EXERCISE DIRECTIONS: Without including any pictures, write out all the entries exactly.

DATA SECTION:
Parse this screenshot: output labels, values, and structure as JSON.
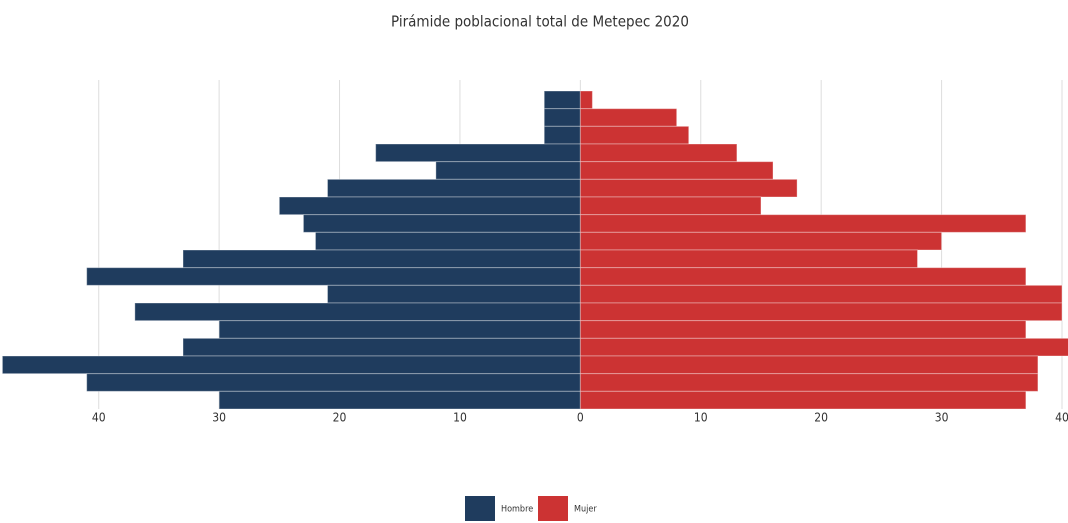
{
  "chart_data": {
    "type": "pyramid",
    "title": "Pirámide poblacional total de Metepec 2020",
    "categories": [
      null,
      null,
      null,
      null,
      null,
      null,
      null,
      null,
      null,
      null,
      null,
      null,
      null,
      null,
      null,
      null,
      null,
      null
    ],
    "series": [
      {
        "name": "Hombre",
        "color": "#1f3c5e",
        "values": [
          -3,
          -3,
          -3,
          -17,
          -12,
          -21,
          -25,
          -23,
          -22,
          -33,
          -41,
          -21,
          -37,
          -30,
          -33,
          -48,
          -41,
          -30
        ]
      },
      {
        "name": "Mujer",
        "color": "#cc3333",
        "values": [
          1,
          8,
          9,
          13,
          16,
          18,
          15,
          37,
          30,
          28,
          37,
          40,
          40,
          37,
          41,
          38,
          38,
          37
        ]
      }
    ],
    "xlim": [
      -48.2,
      40.5
    ],
    "xticks": [
      {
        "value": -40,
        "label": "40"
      },
      {
        "value": -30,
        "label": "30"
      },
      {
        "value": -20,
        "label": "20"
      },
      {
        "value": -10,
        "label": "10"
      },
      0,
      10,
      20,
      30,
      40
    ],
    "grid": true,
    "legend": "bottom"
  }
}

REPLY TO THE TASK:
Parse this screenshot: output labels, values, and structure as JSON.
{
  "chart_data": {
    "type": "pyramid",
    "title": "Pirámide poblacional total de Metepec 2020",
    "categories": [
      null,
      null,
      null,
      null,
      null,
      null,
      null,
      null,
      null,
      null,
      null,
      null,
      null,
      null,
      null,
      null,
      null,
      null
    ],
    "series": [
      {
        "name": "Hombre",
        "color": "#1f3c5e",
        "values": [
          -3,
          -3,
          -3,
          -17,
          -12,
          -21,
          -25,
          -23,
          -22,
          -33,
          -41,
          -21,
          -37,
          -30,
          -33,
          -48,
          -41,
          -30
        ]
      },
      {
        "name": "Mujer",
        "color": "#cc3333",
        "values": [
          1,
          8,
          9,
          13,
          16,
          18,
          15,
          37,
          30,
          28,
          37,
          40,
          40,
          37,
          41,
          38,
          38,
          37
        ]
      }
    ],
    "xlim": [
      -48.2,
      40.5
    ],
    "xticks": [
      {
        "value": -40,
        "label": "40"
      },
      {
        "value": -30,
        "label": "30"
      },
      {
        "value": -20,
        "label": "20"
      },
      {
        "value": -10,
        "label": "10"
      },
      0,
      10,
      20,
      30,
      40
    ],
    "grid": true,
    "legend": "bottom"
  }
}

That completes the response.